Each entry below must be repeated word for word.

> [Data listing]:
• • • • • • •
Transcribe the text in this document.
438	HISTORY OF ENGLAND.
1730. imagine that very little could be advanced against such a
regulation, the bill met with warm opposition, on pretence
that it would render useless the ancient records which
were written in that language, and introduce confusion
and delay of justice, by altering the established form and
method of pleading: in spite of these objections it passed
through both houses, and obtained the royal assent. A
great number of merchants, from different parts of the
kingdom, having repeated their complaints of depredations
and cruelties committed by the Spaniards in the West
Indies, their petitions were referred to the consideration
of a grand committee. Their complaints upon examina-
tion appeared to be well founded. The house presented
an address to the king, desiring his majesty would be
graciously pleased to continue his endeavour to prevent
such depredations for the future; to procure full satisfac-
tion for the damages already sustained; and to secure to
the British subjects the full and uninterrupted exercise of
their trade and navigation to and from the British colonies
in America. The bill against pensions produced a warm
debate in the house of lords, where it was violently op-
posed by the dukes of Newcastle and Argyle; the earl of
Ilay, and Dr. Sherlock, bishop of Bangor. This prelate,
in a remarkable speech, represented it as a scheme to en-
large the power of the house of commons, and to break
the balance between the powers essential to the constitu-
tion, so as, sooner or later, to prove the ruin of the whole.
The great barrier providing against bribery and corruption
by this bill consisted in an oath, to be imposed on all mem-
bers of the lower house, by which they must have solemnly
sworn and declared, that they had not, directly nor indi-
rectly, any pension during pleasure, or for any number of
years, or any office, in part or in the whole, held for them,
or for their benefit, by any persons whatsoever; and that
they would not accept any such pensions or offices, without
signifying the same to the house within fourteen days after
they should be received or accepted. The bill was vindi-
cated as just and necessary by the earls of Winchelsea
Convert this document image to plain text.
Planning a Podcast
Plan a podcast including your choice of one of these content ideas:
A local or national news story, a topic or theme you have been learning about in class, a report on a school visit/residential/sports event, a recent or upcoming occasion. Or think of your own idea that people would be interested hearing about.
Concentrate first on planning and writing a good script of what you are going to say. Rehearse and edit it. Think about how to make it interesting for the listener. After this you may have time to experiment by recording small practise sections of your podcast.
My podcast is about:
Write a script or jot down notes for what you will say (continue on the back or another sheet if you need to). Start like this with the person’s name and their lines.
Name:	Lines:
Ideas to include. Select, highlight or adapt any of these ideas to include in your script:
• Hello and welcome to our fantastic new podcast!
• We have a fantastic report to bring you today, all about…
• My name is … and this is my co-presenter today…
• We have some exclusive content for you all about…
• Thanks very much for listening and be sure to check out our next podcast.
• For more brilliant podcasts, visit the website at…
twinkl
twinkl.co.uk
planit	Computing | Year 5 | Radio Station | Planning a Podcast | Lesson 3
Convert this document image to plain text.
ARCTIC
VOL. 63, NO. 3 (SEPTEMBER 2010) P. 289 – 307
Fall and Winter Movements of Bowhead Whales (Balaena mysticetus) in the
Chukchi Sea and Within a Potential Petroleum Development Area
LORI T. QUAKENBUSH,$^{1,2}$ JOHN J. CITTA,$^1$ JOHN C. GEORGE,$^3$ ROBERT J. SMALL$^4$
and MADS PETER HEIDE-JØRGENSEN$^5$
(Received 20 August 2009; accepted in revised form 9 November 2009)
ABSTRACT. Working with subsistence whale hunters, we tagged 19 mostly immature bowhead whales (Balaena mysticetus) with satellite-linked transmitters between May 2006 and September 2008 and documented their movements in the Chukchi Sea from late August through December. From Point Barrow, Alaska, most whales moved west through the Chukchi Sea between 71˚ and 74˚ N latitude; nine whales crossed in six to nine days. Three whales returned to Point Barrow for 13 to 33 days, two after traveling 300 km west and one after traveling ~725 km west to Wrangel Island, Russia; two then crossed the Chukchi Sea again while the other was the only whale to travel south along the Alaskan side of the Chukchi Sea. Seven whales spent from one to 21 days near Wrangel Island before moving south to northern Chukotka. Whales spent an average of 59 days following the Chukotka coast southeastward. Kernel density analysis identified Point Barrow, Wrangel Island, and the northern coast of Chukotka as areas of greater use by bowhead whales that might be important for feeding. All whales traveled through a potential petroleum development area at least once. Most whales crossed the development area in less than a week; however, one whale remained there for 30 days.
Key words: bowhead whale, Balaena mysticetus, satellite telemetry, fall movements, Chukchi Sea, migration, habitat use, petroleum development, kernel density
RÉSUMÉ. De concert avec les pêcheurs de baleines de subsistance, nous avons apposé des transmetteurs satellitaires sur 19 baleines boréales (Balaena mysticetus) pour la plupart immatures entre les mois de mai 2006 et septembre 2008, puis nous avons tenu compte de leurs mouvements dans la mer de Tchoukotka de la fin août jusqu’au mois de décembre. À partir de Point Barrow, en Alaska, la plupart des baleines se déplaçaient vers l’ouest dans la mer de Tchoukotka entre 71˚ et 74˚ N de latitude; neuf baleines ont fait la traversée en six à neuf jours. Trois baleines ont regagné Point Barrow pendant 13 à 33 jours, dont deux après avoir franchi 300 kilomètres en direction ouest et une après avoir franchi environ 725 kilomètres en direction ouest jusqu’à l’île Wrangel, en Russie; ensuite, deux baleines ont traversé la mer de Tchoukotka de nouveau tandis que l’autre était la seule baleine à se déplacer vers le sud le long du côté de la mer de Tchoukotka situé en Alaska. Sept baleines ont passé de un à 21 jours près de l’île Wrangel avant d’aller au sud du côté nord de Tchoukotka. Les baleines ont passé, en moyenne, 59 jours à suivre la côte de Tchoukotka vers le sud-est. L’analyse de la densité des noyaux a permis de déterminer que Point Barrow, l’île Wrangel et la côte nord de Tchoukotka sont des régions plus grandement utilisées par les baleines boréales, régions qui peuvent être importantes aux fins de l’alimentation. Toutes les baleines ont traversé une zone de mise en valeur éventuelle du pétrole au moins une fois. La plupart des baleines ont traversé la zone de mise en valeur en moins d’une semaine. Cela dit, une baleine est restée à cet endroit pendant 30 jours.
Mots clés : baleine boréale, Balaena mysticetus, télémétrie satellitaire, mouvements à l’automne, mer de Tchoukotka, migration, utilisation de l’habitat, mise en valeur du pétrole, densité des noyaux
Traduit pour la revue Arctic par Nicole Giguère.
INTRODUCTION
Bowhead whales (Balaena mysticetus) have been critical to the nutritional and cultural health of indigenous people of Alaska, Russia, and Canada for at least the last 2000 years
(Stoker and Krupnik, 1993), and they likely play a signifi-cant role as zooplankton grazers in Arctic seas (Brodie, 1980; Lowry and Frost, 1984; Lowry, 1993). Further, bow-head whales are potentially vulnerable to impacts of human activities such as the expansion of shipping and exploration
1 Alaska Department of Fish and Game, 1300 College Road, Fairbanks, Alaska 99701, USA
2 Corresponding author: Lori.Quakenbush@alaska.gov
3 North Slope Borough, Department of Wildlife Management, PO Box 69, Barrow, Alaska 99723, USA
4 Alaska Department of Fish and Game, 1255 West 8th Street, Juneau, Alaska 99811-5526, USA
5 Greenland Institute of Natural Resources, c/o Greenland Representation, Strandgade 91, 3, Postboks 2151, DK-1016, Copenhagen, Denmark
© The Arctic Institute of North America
• • • • • • •
> [Complete answer]:
Transcribe the text in this document.
438	HISTORY OF ENGLAND.
1730. imagine that very little could be advanced against such a
regulation, the bill met with warm opposition, on pretence
that it would render useless the ancient records which
were written in that language, and introduce confusion
and delay of justice, by altering the established form and
method of pleading: in spite of these objections it passed
through both houses, and obtained the royal assent. A
great number of merchants, from different parts of the
kingdom, having repeated their complaints of depredations
and cruelties committed by the Spaniards in the West
Indies, their petitions were referred to the consideration
of a grand committee. Their complaints upon examina-
tion appeared to be well founded. The house presented
an address to the king, desiring his majesty would be
graciously pleased to continue his endeavour to prevent
such depredations for the future; to procure full satisfac-
tion for the damages already sustained; and to secure to
the British subjects the full and uninterrupted exercise of
their trade and navigation to and from the British colonies
in America. The bill against pensions produced a warm
debate in the house of lords, where it was violently op-
posed by the dukes of Newcastle and Argyle; the earl of
Ilay, and Dr. Sherlock, bishop of Bangor. This prelate,
in a remarkable speech, represented it as a scheme to en-
large the power of the house of commons, and to break
the balance between the powers essential to the constitu-
tion, so as, sooner or later, to prove the ruin of the whole.
The great barrier providing against bribery and corruption
by this bill consisted in an oath, to be imposed on all mem-
bers of the lower house, by which they must have solemnly
sworn and declared, that they had not, directly nor indi-
rectly, any pension during pleasure, or for any number of
years, or any office, in part or in the whole, held for them,
or for their benefit, by any persons whatsoever; and that
they would not accept any such pensions or offices, without
signifying the same to the house within fourteen days after
they should be received or accepted. The bill was vindi-
cated as just and necessary by the earls of Winchelsea
Convert this document image to plain text.
Planning a Podcast
Plan a podcast including your choice of one of these content ideas:
A local or national news story, a topic or theme you have been learning about in class, a report on a school visit/residential/sports event, a recent or upcoming occasion. Or think of your own idea that people would be interested hearing about.
Concentrate first on planning and writing a good script of what you are going to say. Rehearse and edit it. Think about how to make it interesting for the listener. After this you may have time to experiment by recording small practise sections of your podcast.
My podcast is about:
Write a script or jot down notes for what you will say (continue on the back or another sheet if you need to). Start like this with the person’s name and their lines.
Name:	Lines:
Ideas to include. Select, highlight or adapt any of these ideas to include in your script:
• Hello and welcome to our fantastic new podcast!
• We have a fantastic report to bring you today, all about…
• My name is … and this is my co-presenter today…
• We have some exclusive content for you all about…
• Thanks very much for listening and be sure to check out our next podcast.
• For more brilliant podcasts, visit the website at…
twinkl
twinkl.co.uk
planit	Computing | Year 5 | Radio Station | Planning a Podcast | Lesson 3
Convert this document image to plain text.
ARCTIC
VOL. 63, NO. 3 (SEPTEMBER 2010) P. 289 – 307
Fall and Winter Movements of Bowhead Whales (Balaena mysticetus) in the
Chukchi Sea and Within a Potential Petroleum Development Area
LORI T. QUAKENBUSH,$^{1,2}$ JOHN J. CITTA,$^1$ JOHN C. GEORGE,$^3$ ROBERT J. SMALL$^4$
and MADS PETER HEIDE-JØRGENSEN$^5$
(Received 20 August 2009; accepted in revised form 9 November 2009)
ABSTRACT. Working with subsistence whale hunters, we tagged 19 mostly immature bowhead whales (Balaena mysticetus) with satellite-linked transmitters between May 2006 and September 2008 and documented their movements in the Chukchi Sea from late August through December. From Point Barrow, Alaska, most whales moved west through the Chukchi Sea between 71˚ and 74˚ N latitude; nine whales crossed in six to nine days. Three whales returned to Point Barrow for 13 to 33 days, two after traveling 300 km west and one after traveling ~725 km west to Wrangel Island, Russia; two then crossed the Chukchi Sea again while the other was the only whale to travel south along the Alaskan side of the Chukchi Sea. Seven whales spent from one to 21 days near Wrangel Island before moving south to northern Chukotka. Whales spent an average of 59 days following the Chukotka coast southeastward. Kernel density analysis identified Point Barrow, Wrangel Island, and the northern coast of Chukotka as areas of greater use by bowhead whales that might be important for feeding. All whales traveled through a potential petroleum development area at least once. Most whales crossed the development area in less than a week; however, one whale remained there for 30 days.
Key words: bowhead whale, Balaena mysticetus, satellite telemetry, fall movements, Chukchi Sea, migration, habitat use, petroleum development, kernel density
RÉSUMÉ. De concert avec les pêcheurs de baleines de subsistance, nous avons apposé des transmetteurs satellitaires sur 19 baleines boréales (Balaena mysticetus) pour la plupart immatures entre les mois de mai 2006 et septembre 2008, puis nous avons tenu compte de leurs mouvements dans la mer de Tchoukotka de la fin août jusqu’au mois de décembre. À partir de Point Barrow, en Alaska, la plupart des baleines se déplaçaient vers l’ouest dans la mer de Tchoukotka entre 71˚ et 74˚ N de latitude; neuf baleines ont fait la traversée en six à neuf jours. Trois baleines ont regagné Point Barrow pendant 13 à 33 jours, dont deux après avoir franchi 300 kilomètres en direction ouest et une après avoir franchi environ 725 kilomètres en direction ouest jusqu’à l’île Wrangel, en Russie; ensuite, deux baleines ont traversé la mer de Tchoukotka de nouveau tandis que l’autre était la seule baleine à se déplacer vers le sud le long du côté de la mer de Tchoukotka situé en Alaska. Sept baleines ont passé de un à 21 jours près de l’île Wrangel avant d’aller au sud du côté nord de Tchoukotka. Les baleines ont passé, en moyenne, 59 jours à suivre la côte de Tchoukotka vers le sud-est. L’analyse de la densité des noyaux a permis de déterminer que Point Barrow, l’île Wrangel et la côte nord de Tchoukotka sont des régions plus grandement utilisées par les baleines boréales, régions qui peuvent être importantes aux fins de l’alimentation. Toutes les baleines ont traversé une zone de mise en valeur éventuelle du pétrole au moins une fois. La plupart des baleines ont traversé la zone de mise en valeur en moins d’une semaine. Cela dit, une baleine est restée à cet endroit pendant 30 jours.
Mots clés : baleine boréale, Balaena mysticetus, télémétrie satellitaire, mouvements à l’automne, mer de Tchoukotka, migration, utilisation de l’habitat, mise en valeur du pétrole, densité des noyaux
Traduit pour la revue Arctic par Nicole Giguère.
INTRODUCTION
Bowhead whales (Balaena mysticetus) have been critical to the nutritional and cultural health of indigenous people of Alaska, Russia, and Canada for at least the last 2000 years
(Stoker and Krupnik, 1993), and they likely play a signifi-cant role as zooplankton grazers in Arctic seas (Brodie, 1980; Lowry and Frost, 1984; Lowry, 1993). Further, bow-head whales are potentially vulnerable to impacts of human activities such as the expansion of shipping and exploration
1 Alaska Department of Fish and Game, 1300 College Road, Fairbanks, Alaska 99701, USA
2 Corresponding author: Lori.Quakenbush@alaska.gov
3 North Slope Borough, Department of Wildlife Management, PO Box 69, Barrow, Alaska 99723, USA
4 Alaska Department of Fish and Game, 1255 West 8th Street, Juneau, Alaska 99811-5526, USA
5 Greenland Institute of Natural Resources, c/o Greenland Representation, Strandgade 91, 3, Postboks 2151, DK-1016, Copenhagen, Denmark
© The Arctic Institute of North America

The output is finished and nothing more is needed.